··· Data for the task ···

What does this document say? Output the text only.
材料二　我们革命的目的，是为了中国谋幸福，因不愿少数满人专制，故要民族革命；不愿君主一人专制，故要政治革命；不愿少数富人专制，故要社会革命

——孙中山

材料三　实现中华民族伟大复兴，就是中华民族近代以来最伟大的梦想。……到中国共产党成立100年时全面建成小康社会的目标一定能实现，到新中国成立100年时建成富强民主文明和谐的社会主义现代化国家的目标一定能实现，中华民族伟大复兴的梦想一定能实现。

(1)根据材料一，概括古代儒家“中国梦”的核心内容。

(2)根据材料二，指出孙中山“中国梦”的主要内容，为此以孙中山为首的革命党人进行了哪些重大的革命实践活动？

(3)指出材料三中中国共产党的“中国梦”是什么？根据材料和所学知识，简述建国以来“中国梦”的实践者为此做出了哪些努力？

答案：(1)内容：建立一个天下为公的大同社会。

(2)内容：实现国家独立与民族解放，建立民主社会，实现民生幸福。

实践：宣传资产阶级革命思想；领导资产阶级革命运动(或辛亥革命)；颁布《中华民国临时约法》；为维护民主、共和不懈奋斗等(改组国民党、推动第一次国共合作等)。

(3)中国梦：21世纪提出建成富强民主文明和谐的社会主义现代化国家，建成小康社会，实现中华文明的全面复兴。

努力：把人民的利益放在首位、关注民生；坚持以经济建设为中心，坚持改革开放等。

···

Brief: Retype all of the material above with every character intact.

Solution:
What does this document say? Output the text only.
材料二　我们革命的目的，是为了中国谋幸福，因不愿少数满人专制，故要民族革命；不愿君主一人专制，故要政治革命；不愿少数富人专制，故要社会革命

——孙中山

材料三　实现中华民族伟大复兴，就是中华民族近代以来最伟大的梦想。……到中国共产党成立100年时全面建成小康社会的目标一定能实现，到新中国成立100年时建成富强民主文明和谐的社会主义现代化国家的目标一定能实现，中华民族伟大复兴的梦想一定能实现。

(1)根据材料一，概括古代儒家“中国梦”的核心内容。

(2)根据材料二，指出孙中山“中国梦”的主要内容，为此以孙中山为首的革命党人进行了哪些重大的革命实践活动？

(3)指出材料三中中国共产党的“中国梦”是什么？根据材料和所学知识，简述建国以来“中国梦”的实践者为此做出了哪些努力？

答案：(1)内容：建立一个天下为公的大同社会。

(2)内容：实现国家独立与民族解放，建立民主社会，实现民生幸福。

实践：宣传资产阶级革命思想；领导资产阶级革命运动(或辛亥革命)；颁布《中华民国临时约法》；为维护民主、共和不懈奋斗等(改组国民党、推动第一次国共合作等)。

(3)中国梦：21世纪提出建成富强民主文明和谐的社会主义现代化国家，建成小康社会，实现中华文明的全面复兴。

努力：把人民的利益放在首位、关注民生；坚持以经济建设为中心，坚持改革开放等。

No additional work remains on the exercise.